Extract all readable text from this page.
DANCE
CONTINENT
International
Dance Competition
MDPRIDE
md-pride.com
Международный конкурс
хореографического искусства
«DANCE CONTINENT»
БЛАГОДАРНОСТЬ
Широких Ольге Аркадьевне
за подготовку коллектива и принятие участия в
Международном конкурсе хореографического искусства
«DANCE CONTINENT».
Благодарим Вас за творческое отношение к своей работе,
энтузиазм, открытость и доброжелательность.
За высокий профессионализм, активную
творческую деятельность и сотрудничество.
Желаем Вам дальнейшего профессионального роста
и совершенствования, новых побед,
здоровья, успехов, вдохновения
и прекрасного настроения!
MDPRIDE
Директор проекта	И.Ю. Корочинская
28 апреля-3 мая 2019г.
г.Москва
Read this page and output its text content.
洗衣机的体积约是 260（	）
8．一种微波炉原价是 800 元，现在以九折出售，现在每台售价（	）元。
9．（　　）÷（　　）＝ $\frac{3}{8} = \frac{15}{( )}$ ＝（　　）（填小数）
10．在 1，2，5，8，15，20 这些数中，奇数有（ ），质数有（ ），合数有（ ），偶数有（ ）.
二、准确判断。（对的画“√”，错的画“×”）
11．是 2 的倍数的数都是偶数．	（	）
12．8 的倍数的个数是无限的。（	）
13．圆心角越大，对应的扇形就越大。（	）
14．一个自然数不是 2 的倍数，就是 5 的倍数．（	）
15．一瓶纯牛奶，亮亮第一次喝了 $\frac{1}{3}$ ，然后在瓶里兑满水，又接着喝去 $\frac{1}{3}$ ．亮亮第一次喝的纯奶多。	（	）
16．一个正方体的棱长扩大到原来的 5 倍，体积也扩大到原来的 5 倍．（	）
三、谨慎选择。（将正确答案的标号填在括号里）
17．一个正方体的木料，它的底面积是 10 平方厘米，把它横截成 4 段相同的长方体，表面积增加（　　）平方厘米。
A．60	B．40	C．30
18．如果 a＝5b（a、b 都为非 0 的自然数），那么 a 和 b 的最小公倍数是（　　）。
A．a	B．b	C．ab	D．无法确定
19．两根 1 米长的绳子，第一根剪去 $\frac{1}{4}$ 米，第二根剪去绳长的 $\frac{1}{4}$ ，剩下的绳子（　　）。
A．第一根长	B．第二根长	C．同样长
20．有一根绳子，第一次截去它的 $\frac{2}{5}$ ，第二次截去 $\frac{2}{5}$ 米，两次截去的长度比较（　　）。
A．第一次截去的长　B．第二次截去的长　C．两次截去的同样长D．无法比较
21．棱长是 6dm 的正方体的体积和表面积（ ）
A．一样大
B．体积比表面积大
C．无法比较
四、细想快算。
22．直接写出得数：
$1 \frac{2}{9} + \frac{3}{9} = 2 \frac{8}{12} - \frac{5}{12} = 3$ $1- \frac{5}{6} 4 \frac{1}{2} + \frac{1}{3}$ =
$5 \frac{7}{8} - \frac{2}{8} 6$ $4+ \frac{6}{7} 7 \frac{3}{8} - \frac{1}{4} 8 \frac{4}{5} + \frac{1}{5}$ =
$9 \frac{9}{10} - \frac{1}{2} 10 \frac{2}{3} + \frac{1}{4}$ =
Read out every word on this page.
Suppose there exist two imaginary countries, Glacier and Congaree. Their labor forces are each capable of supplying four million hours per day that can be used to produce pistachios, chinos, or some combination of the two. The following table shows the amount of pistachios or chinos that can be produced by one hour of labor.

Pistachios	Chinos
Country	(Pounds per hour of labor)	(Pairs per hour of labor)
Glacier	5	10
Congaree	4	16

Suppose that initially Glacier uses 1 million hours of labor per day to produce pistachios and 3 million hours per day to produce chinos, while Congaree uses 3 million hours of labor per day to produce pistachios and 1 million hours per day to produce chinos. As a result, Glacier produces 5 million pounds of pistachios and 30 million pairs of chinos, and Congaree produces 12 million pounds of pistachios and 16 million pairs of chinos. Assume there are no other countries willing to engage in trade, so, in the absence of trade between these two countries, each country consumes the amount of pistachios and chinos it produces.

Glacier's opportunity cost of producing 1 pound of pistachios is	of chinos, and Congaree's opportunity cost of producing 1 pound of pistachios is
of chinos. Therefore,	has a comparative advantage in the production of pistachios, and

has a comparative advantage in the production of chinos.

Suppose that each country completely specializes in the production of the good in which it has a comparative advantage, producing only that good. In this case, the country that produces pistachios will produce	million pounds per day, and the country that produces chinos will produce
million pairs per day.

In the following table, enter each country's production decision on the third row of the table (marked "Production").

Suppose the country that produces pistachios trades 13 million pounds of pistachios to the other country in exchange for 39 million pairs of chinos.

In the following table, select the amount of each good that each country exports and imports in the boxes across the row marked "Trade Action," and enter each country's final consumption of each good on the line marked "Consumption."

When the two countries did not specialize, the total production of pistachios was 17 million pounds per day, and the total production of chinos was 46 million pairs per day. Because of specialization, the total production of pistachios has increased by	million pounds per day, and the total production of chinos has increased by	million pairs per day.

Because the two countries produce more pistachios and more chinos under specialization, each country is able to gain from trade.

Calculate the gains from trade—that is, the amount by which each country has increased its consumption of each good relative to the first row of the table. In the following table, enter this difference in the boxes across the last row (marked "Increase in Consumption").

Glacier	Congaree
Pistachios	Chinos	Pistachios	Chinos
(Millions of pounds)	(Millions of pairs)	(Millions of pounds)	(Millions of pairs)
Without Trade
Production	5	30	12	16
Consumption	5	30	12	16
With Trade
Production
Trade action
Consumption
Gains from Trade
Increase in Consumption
---
### TASK OBJECTIVE:
Your task is to reproduce all of the records exactly.

### FULL RESPONSE:
Extract all readable text from this page.
DANCE
CONTINENT
International
Dance Competition
MDPRIDE
md-pride.com
Международный конкурс
хореографического искусства
«DANCE CONTINENT»
БЛАГОДАРНОСТЬ
Широких Ольге Аркадьевне
за подготовку коллектива и принятие участия в
Международном конкурсе хореографического искусства
«DANCE CONTINENT».
Благодарим Вас за творческое отношение к своей работе,
энтузиазм, открытость и доброжелательность.
За высокий профессионализм, активную
творческую деятельность и сотрудничество.
Желаем Вам дальнейшего профессионального роста
и совершенствования, новых побед,
здоровья, успехов, вдохновения
и прекрасного настроения!
MDPRIDE
Директор проекта	И.Ю. Корочинская
28 апреля-3 мая 2019г.
г.Москва
Read this page and output its text content.
洗衣机的体积约是 260（	）
8．一种微波炉原价是 800 元，现在以九折出售，现在每台售价（	）元。
9．（　　）÷（　　）＝ $\frac{3}{8} = \frac{15}{( )}$ ＝（　　）（填小数）
10．在 1，2，5，8，15，20 这些数中，奇数有（ ），质数有（ ），合数有（ ），偶数有（ ）.
二、准确判断。（对的画“√”，错的画“×”）
11．是 2 的倍数的数都是偶数．	（	）
12．8 的倍数的个数是无限的。（	）
13．圆心角越大，对应的扇形就越大。（	）
14．一个自然数不是 2 的倍数，就是 5 的倍数．（	）
15．一瓶纯牛奶，亮亮第一次喝了 $\frac{1}{3}$ ，然后在瓶里兑满水，又接着喝去 $\frac{1}{3}$ ．亮亮第一次喝的纯奶多。	（	）
16．一个正方体的棱长扩大到原来的 5 倍，体积也扩大到原来的 5 倍．（	）
三、谨慎选择。（将正确答案的标号填在括号里）
17．一个正方体的木料，它的底面积是 10 平方厘米，把它横截成 4 段相同的长方体，表面积增加（　　）平方厘米。
A．60	B．40	C．30
18．如果 a＝5b（a、b 都为非 0 的自然数），那么 a 和 b 的最小公倍数是（　　）。
A．a	B．b	C．ab	D．无法确定
19．两根 1 米长的绳子，第一根剪去 $\frac{1}{4}$ 米，第二根剪去绳长的 $\frac{1}{4}$ ，剩下的绳子（　　）。
A．第一根长	B．第二根长	C．同样长
20．有一根绳子，第一次截去它的 $\frac{2}{5}$ ，第二次截去 $\frac{2}{5}$ 米，两次截去的长度比较（　　）。
A．第一次截去的长　B．第二次截去的长　C．两次截去的同样长D．无法比较
21．棱长是 6dm 的正方体的体积和表面积（ ）
A．一样大
B．体积比表面积大
C．无法比较
四、细想快算。
22．直接写出得数：
$1 \frac{2}{9} + \frac{3}{9} = 2 \frac{8}{12} - \frac{5}{12} = 3$ $1- \frac{5}{6} 4 \frac{1}{2} + \frac{1}{3}$ =
$5 \frac{7}{8} - \frac{2}{8} 6$ $4+ \frac{6}{7} 7 \frac{3}{8} - \frac{1}{4} 8 \frac{4}{5} + \frac{1}{5}$ =
$9 \frac{9}{10} - \frac{1}{2} 10 \frac{2}{3} + \frac{1}{4}$ =
Read out every word on this page.
Suppose there exist two imaginary countries, Glacier and Congaree. Their labor forces are each capable of supplying four million hours per day that can be used to produce pistachios, chinos, or some combination of the two. The following table shows the amount of pistachios or chinos that can be produced by one hour of labor.

Pistachios	Chinos
Country	(Pounds per hour of labor)	(Pairs per hour of labor)
Glacier	5	10
Congaree	4	16

Suppose that initially Glacier uses 1 million hours of labor per day to produce pistachios and 3 million hours per day to produce chinos, while Congaree uses 3 million hours of labor per day to produce pistachios and 1 million hours per day to produce chinos. As a result, Glacier produces 5 million pounds of pistachios and 30 million pairs of chinos, and Congaree produces 12 million pounds of pistachios and 16 million pairs of chinos. Assume there are no other countries willing to engage in trade, so, in the absence of trade between these two countries, each country consumes the amount of pistachios and chinos it produces.

Glacier's opportunity cost of producing 1 pound of pistachios is	of chinos, and Congaree's opportunity cost of producing 1 pound of pistachios is
of chinos. Therefore,	has a comparative advantage in the production of pistachios, and

has a comparative advantage in the production of chinos.

Suppose that each country completely specializes in the production of the good in which it has a comparative advantage, producing only that good. In this case, the country that produces pistachios will produce	million pounds per day, and the country that produces chinos will produce
million pairs per day.

In the following table, enter each country's production decision on the third row of the table (marked "Production").

Suppose the country that produces pistachios trades 13 million pounds of pistachios to the other country in exchange for 39 million pairs of chinos.

In the following table, select the amount of each good that each country exports and imports in the boxes across the row marked "Trade Action," and enter each country's final consumption of each good on the line marked "Consumption."

When the two countries did not specialize, the total production of pistachios was 17 million pounds per day, and the total production of chinos was 46 million pairs per day. Because of specialization, the total production of pistachios has increased by	million pounds per day, and the total production of chinos has increased by	million pairs per day.

Because the two countries produce more pistachios and more chinos under specialization, each country is able to gain from trade.

Calculate the gains from trade—that is, the amount by which each country has increased its consumption of each good relative to the first row of the table. In the following table, enter this difference in the boxes across the last row (marked "Increase in Consumption").

Glacier	Congaree
Pistachios	Chinos	Pistachios	Chinos
(Millions of pounds)	(Millions of pairs)	(Millions of pounds)	(Millions of pairs)
Without Trade
Production	5	30	12	16
Consumption	5	30	12	16
With Trade
Production
Trade action
Consumption
Gains from Trade
Increase in Consumption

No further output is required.